Stored records:
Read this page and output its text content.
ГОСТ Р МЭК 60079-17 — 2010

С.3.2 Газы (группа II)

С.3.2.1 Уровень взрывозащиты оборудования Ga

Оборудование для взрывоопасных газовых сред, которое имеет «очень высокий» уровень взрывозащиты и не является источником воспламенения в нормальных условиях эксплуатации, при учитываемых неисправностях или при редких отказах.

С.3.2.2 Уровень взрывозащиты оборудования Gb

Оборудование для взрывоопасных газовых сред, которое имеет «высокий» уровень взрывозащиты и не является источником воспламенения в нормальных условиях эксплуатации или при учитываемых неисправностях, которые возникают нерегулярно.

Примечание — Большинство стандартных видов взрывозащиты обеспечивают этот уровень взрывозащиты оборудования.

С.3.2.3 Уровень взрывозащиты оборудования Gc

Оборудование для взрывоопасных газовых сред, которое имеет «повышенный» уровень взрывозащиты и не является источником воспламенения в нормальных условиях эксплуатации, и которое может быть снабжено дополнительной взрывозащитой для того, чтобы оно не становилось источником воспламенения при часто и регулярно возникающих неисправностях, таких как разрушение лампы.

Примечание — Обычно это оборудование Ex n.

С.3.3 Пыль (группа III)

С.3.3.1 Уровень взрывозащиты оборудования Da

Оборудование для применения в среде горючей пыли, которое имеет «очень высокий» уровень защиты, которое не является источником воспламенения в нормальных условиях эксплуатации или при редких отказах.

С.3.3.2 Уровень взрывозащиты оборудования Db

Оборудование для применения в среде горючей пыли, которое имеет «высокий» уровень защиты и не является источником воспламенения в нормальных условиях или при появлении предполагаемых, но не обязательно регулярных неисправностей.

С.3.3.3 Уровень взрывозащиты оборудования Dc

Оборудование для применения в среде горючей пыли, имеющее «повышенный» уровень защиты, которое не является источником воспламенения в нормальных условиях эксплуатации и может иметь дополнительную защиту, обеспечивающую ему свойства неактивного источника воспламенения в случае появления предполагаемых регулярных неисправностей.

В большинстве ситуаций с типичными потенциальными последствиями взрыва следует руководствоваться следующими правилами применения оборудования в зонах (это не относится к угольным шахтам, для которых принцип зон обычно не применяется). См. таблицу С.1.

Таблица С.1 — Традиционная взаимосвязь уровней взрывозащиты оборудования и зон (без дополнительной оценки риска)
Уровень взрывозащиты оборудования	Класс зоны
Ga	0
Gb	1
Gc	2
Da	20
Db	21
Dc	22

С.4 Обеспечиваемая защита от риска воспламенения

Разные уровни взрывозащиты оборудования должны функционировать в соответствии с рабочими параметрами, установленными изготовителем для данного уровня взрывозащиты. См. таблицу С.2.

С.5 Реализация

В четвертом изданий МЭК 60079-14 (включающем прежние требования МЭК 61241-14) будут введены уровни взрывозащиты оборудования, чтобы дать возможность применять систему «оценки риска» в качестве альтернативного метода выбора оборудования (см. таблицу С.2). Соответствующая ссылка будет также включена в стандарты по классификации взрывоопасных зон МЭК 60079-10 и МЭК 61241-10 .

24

▸ **What you need to do**: Choose all lines containing the string "таблицу" and copy them out.

▸ **Solved exercise**:
В большинстве ситуаций с типичными потенциальными последствиями взрыва следует руководствоваться следующими правилами применения оборудования в зонах (это не относится к угольным шахтам, для которых принцип зон обычно не применяется). См. таблицу С.1.
Разные уровни взрывозащиты оборудования должны функционировать в соответствии с рабочими параметрами, установленными изготовителем для данного уровня взрывозащиты. См. таблицу С.2.
В четвертом изданий МЭК 60079-14 (включающем прежние требования МЭК 61241-14) будут введены уровни взрывозащиты оборудования, чтобы дать возможность применять систему «оценки риска» в качестве альтернативного метода выбора оборудования (см. таблицу С.2). Соответствующая ссылка будет также включена в стандарты по классификации взрывоопасных зон МЭК 60079-10 и МЭК 61241-10 .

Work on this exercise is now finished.